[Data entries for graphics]
※ ※ ※

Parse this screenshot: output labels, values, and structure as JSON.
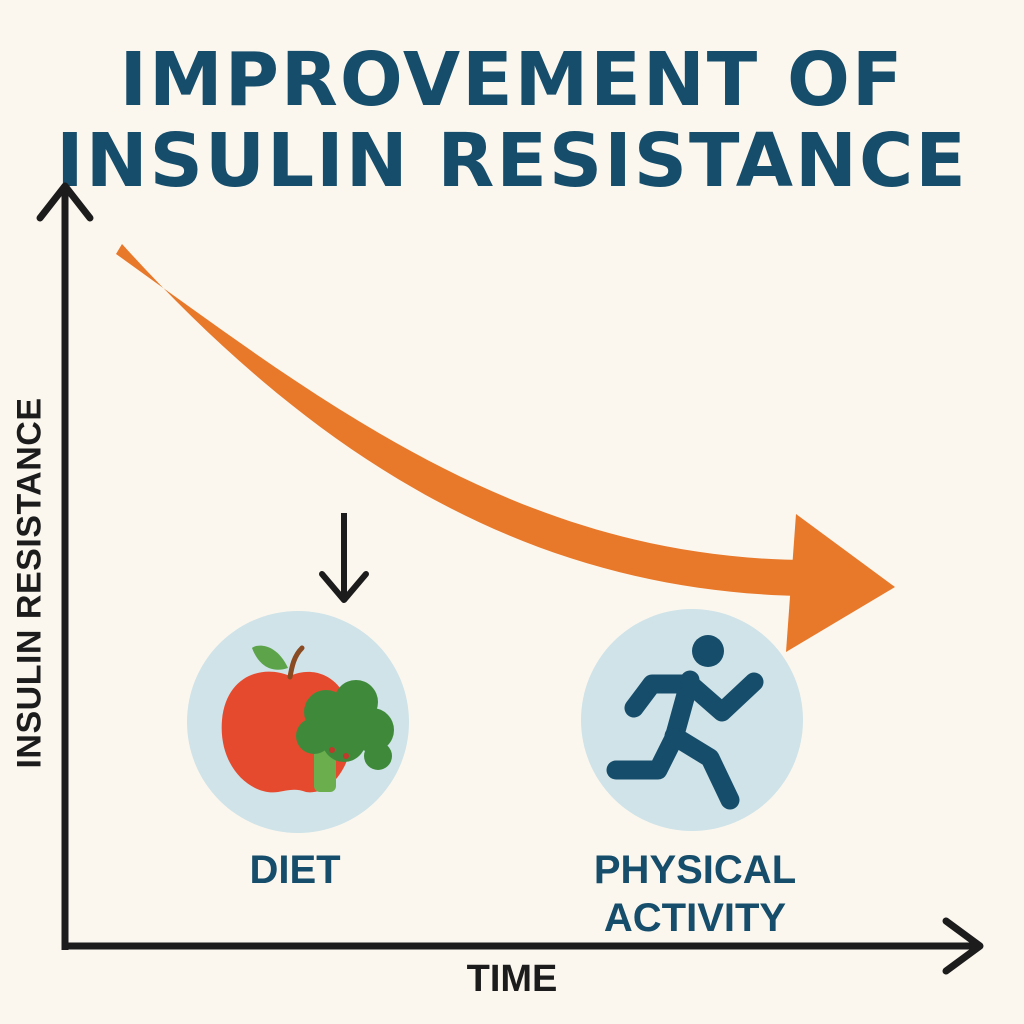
{
  "title": {
    "line1": "IMPROVEMENT OF",
    "line2": "INSULIN RESISTANCE"
  },
  "axes": {
    "ylabel": "INSULIN RESISTANCE",
    "xlabel": "TIME"
  },
  "interventions": [
    {
      "label": "DIET",
      "icon": "apple-broccoli-icon"
    },
    {
      "label": "PHYSICAL ACTIVITY",
      "icon": "running-person-icon"
    }
  ],
  "colors": {
    "title": "#164d6b",
    "trend_arrow": "#e8782a",
    "icon_circle": "#cfe3e8",
    "axis": "#1c1c1c"
  }
}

※ ※ ※

EXERCISE GOAL:
Omit the pictures and output all of the other material exactly.

ANSWER BELOW:
Parse this screenshot: output labels, values, and structure as JSON.
{
  "title": {
    "line1": "IMPROVEMENT OF",
    "line2": "INSULIN RESISTANCE"
  },
  "axes": {
    "ylabel": "INSULIN RESISTANCE",
    "xlabel": "TIME"
  },
  "interventions": [
    {
      "label": "DIET",
      "icon": "apple-broccoli-icon"
    },
    {
      "label": "PHYSICAL ACTIVITY",
      "icon": "running-person-icon"
    }
  ],
  "colors": {
    "title": "#164d6b",
    "trend_arrow": "#e8782a",
    "icon_circle": "#cfe3e8",
    "axis": "#1c1c1c"
  }
}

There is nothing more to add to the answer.